_Set exercise:_
Print all of the data exactly as written.

_Data rows:_
· · · · · · ·
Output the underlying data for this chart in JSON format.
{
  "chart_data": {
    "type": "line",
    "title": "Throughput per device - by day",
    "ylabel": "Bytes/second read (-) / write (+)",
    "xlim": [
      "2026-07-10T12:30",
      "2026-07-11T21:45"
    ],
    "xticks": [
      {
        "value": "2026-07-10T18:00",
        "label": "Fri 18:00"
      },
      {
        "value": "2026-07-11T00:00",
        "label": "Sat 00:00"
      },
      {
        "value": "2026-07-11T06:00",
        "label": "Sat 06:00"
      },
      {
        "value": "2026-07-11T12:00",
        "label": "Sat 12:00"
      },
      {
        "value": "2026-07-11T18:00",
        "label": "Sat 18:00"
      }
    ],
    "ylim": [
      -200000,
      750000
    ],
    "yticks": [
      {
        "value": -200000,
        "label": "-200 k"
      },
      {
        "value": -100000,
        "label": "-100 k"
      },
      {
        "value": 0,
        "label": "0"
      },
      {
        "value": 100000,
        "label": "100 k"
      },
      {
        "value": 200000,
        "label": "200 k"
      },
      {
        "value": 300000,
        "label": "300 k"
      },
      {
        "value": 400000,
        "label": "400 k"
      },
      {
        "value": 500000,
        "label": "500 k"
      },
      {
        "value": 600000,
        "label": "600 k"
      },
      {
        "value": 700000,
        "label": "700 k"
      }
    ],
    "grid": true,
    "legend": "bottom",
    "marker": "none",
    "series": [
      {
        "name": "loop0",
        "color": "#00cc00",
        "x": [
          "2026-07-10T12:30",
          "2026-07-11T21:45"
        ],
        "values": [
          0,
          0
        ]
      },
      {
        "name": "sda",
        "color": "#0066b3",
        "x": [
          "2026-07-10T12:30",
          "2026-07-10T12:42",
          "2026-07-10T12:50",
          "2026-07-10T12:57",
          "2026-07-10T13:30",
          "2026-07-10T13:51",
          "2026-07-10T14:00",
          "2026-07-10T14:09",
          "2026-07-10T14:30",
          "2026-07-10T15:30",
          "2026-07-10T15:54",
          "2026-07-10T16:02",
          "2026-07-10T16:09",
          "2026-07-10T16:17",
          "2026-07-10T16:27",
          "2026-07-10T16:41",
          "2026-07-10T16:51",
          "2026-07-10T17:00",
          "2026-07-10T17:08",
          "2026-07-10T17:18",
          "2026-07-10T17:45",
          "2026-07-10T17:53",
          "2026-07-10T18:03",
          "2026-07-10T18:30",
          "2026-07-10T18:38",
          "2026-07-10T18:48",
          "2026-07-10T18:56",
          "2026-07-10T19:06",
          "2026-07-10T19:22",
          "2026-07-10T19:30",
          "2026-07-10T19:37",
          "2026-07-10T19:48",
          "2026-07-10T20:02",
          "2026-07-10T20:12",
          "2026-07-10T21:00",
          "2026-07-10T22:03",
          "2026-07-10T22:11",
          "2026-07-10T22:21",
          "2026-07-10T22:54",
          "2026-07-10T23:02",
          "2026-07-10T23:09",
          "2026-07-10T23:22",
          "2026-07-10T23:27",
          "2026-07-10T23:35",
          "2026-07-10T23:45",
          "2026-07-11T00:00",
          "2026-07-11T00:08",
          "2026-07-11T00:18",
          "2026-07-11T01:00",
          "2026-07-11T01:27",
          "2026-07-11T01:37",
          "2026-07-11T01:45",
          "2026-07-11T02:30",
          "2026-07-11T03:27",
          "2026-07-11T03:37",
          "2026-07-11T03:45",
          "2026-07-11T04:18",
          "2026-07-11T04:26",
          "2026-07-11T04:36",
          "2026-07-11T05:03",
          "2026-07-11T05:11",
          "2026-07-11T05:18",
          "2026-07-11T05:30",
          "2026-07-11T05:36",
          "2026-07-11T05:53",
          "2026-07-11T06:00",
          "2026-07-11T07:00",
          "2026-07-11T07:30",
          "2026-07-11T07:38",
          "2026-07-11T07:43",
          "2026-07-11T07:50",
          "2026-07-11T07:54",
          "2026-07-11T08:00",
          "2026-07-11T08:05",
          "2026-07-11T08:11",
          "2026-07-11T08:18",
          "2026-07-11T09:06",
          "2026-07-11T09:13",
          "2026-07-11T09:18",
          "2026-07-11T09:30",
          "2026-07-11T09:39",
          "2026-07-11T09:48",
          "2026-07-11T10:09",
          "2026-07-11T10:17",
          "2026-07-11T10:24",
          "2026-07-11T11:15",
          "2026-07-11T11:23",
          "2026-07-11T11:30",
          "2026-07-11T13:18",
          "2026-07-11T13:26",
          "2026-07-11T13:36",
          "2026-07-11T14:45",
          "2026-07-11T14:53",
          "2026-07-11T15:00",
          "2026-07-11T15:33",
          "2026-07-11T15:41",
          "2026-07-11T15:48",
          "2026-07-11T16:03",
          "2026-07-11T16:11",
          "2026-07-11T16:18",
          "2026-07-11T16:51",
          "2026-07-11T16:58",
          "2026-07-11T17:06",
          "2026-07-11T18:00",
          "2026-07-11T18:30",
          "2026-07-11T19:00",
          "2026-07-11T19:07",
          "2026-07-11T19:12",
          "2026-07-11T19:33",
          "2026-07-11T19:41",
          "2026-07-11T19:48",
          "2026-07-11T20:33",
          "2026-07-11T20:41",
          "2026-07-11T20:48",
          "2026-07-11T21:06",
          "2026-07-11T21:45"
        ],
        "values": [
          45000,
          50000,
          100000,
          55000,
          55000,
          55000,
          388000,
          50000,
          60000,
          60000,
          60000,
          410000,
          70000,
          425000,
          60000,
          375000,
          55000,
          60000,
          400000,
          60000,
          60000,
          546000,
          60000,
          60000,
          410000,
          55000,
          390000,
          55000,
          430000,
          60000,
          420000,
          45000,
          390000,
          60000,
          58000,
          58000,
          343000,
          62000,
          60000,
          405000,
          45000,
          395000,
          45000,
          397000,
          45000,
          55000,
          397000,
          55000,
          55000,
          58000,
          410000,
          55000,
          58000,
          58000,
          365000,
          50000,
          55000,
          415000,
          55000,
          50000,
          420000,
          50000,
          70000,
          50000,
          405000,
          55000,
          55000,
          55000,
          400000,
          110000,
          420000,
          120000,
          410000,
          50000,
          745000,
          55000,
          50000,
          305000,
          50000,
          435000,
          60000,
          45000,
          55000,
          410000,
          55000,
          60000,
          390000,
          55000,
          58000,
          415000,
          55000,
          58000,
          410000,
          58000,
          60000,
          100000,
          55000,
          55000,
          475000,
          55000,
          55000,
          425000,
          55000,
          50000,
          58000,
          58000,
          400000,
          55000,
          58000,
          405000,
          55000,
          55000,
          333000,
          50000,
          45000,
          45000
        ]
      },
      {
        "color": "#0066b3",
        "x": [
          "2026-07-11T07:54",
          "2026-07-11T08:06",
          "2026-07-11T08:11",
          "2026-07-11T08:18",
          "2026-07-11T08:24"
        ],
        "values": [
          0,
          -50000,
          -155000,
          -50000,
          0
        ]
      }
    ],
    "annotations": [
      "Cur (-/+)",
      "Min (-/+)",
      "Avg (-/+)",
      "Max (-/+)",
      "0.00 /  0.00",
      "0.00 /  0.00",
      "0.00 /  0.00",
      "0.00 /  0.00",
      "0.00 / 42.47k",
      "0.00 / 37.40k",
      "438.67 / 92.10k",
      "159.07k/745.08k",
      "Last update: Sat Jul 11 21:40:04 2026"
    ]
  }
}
· · · · · · ·
_Exercise solution:_
Output the underlying data for this chart in JSON format.
{
  "chart_data": {
    "type": "line",
    "title": "Throughput per device - by day",
    "ylabel": "Bytes/second read (-) / write (+)",
    "xlim": [
      "2026-07-10T12:30",
      "2026-07-11T21:45"
    ],
    "xticks": [
      {
        "value": "2026-07-10T18:00",
        "label": "Fri 18:00"
      },
      {
        "value": "2026-07-11T00:00",
        "label": "Sat 00:00"
      },
      {
        "value": "2026-07-11T06:00",
        "label": "Sat 06:00"
      },
      {
        "value": "2026-07-11T12:00",
        "label": "Sat 12:00"
      },
      {
        "value": "2026-07-11T18:00",
        "label": "Sat 18:00"
      }
    ],
    "ylim": [
      -200000,
      750000
    ],
    "yticks": [
      {
        "value": -200000,
        "label": "-200 k"
      },
      {
        "value": -100000,
        "label": "-100 k"
      },
      {
        "value": 0,
        "label": "0"
      },
      {
        "value": 100000,
        "label": "100 k"
      },
      {
        "value": 200000,
        "label": "200 k"
      },
      {
        "value": 300000,
        "label": "300 k"
      },
      {
        "value": 400000,
        "label": "400 k"
      },
      {
        "value": 500000,
        "label": "500 k"
      },
      {
        "value": 600000,
        "label": "600 k"
      },
      {
        "value": 700000,
        "label": "700 k"
      }
    ],
    "grid": true,
    "legend": "bottom",
    "marker": "none",
    "series": [
      {
        "name": "loop0",
        "color": "#00cc00",
        "x": [
          "2026-07-10T12:30",
          "2026-07-11T21:45"
        ],
        "values": [
          0,
          0
        ]
      },
      {
        "name": "sda",
        "color": "#0066b3",
        "x": [
          "2026-07-10T12:30",
          "2026-07-10T12:42",
          "2026-07-10T12:50",
          "2026-07-10T12:57",
          "2026-07-10T13:30",
          "2026-07-10T13:51",
          "2026-07-10T14:00",
          "2026-07-10T14:09",
          "2026-07-10T14:30",
          "2026-07-10T15:30",
          "2026-07-10T15:54",
          "2026-07-10T16:02",
          "2026-07-10T16:09",
          "2026-07-10T16:17",
          "2026-07-10T16:27",
          "2026-07-10T16:41",
          "2026-07-10T16:51",
          "2026-07-10T17:00",
          "2026-07-10T17:08",
          "2026-07-10T17:18",
          "2026-07-10T17:45",
          "2026-07-10T17:53",
          "2026-07-10T18:03",
          "2026-07-10T18:30",
          "2026-07-10T18:38",
          "2026-07-10T18:48",
          "2026-07-10T18:56",
          "2026-07-10T19:06",
          "2026-07-10T19:22",
          "2026-07-10T19:30",
          "2026-07-10T19:37",
          "2026-07-10T19:48",
          "2026-07-10T20:02",
          "2026-07-10T20:12",
          "2026-07-10T21:00",
          "2026-07-10T22:03",
          "2026-07-10T22:11",
          "2026-07-10T22:21",
          "2026-07-10T22:54",
          "2026-07-10T23:02",
          "2026-07-10T23:09",
          "2026-07-10T23:22",
          "2026-07-10T23:27",
          "2026-07-10T23:35",
          "2026-07-10T23:45",
          "2026-07-11T00:00",
          "2026-07-11T00:08",
          "2026-07-11T00:18",
          "2026-07-11T01:00",
          "2026-07-11T01:27",
          "2026-07-11T01:37",
          "2026-07-11T01:45",
          "2026-07-11T02:30",
          "2026-07-11T03:27",
          "2026-07-11T03:37",
          "2026-07-11T03:45",
          "2026-07-11T04:18",
          "2026-07-11T04:26",
          "2026-07-11T04:36",
          "2026-07-11T05:03",
          "2026-07-11T05:11",
          "2026-07-11T05:18",
          "2026-07-11T05:30",
          "2026-07-11T05:36",
          "2026-07-11T05:53",
          "2026-07-11T06:00",
          "2026-07-11T07:00",
          "2026-07-11T07:30",
          "2026-07-11T07:38",
          "2026-07-11T07:43",
          "2026-07-11T07:50",
          "2026-07-11T07:54",
          "2026-07-11T08:00",
          "2026-07-11T08:05",
          "2026-07-11T08:11",
          "2026-07-11T08:18",
          "2026-07-11T09:06",
          "2026-07-11T09:13",
          "2026-07-11T09:18",
          "2026-07-11T09:30",
          "2026-07-11T09:39",
          "2026-07-11T09:48",
          "2026-07-11T10:09",
          "2026-07-11T10:17",
          "2026-07-11T10:24",
          "2026-07-11T11:15",
          "2026-07-11T11:23",
          "2026-07-11T11:30",
          "2026-07-11T13:18",
          "2026-07-11T13:26",
          "2026-07-11T13:36",
          "2026-07-11T14:45",
          "2026-07-11T14:53",
          "2026-07-11T15:00",
          "2026-07-11T15:33",
          "2026-07-11T15:41",
          "2026-07-11T15:48",
          "2026-07-11T16:03",
          "2026-07-11T16:11",
          "2026-07-11T16:18",
          "2026-07-11T16:51",
          "2026-07-11T16:58",
          "2026-07-11T17:06",
          "2026-07-11T18:00",
          "2026-07-11T18:30",
          "2026-07-11T19:00",
          "2026-07-11T19:07",
          "2026-07-11T19:12",
          "2026-07-11T19:33",
          "2026-07-11T19:41",
          "2026-07-11T19:48",
          "2026-07-11T20:33",
          "2026-07-11T20:41",
          "2026-07-11T20:48",
          "2026-07-11T21:06",
          "2026-07-11T21:45"
        ],
        "values": [
          45000,
          50000,
          100000,
          55000,
          55000,
          55000,
          388000,
          50000,
          60000,
          60000,
          60000,
          410000,
          70000,
          425000,
          60000,
          375000,
          55000,
          60000,
          400000,
          60000,
          60000,
          546000,
          60000,
          60000,
          410000,
          55000,
          390000,
          55000,
          430000,
          60000,
          420000,
          45000,
          390000,
          60000,
          58000,
          58000,
          343000,
          62000,
          60000,
          405000,
          45000,
          395000,
          45000,
          397000,
          45000,
          55000,
          397000,
          55000,
          55000,
          58000,
          410000,
          55000,
          58000,
          58000,
          365000,
          50000,
          55000,
          415000,
          55000,
          50000,
          420000,
          50000,
          70000,
          50000,
          405000,
          55000,
          55000,
          55000,
          400000,
          110000,
          420000,
          120000,
          410000,
          50000,
          745000,
          55000,
          50000,
          305000,
          50000,
          435000,
          60000,
          45000,
          55000,
          410000,
          55000,
          60000,
          390000,
          55000,
          58000,
          415000,
          55000,
          58000,
          410000,
          58000,
          60000,
          100000,
          55000,
          55000,
          475000,
          55000,
          55000,
          425000,
          55000,
          50000,
          58000,
          58000,
          400000,
          55000,
          58000,
          405000,
          55000,
          55000,
          333000,
          50000,
          45000,
          45000
        ]
      },
      {
        "color": "#0066b3",
        "x": [
          "2026-07-11T07:54",
          "2026-07-11T08:06",
          "2026-07-11T08:11",
          "2026-07-11T08:18",
          "2026-07-11T08:24"
        ],
        "values": [
          0,
          -50000,
          -155000,
          -50000,
          0
        ]
      }
    ],
    "annotations": [
      "Cur (-/+)",
      "Min (-/+)",
      "Avg (-/+)",
      "Max (-/+)",
      "0.00 /  0.00",
      "0.00 /  0.00",
      "0.00 /  0.00",
      "0.00 /  0.00",
      "0.00 / 42.47k",
      "0.00 / 37.40k",
      "438.67 / 92.10k",
      "159.07k/745.08k",
      "Last update: Sat Jul 11 21:40:04 2026"
    ]
  }
}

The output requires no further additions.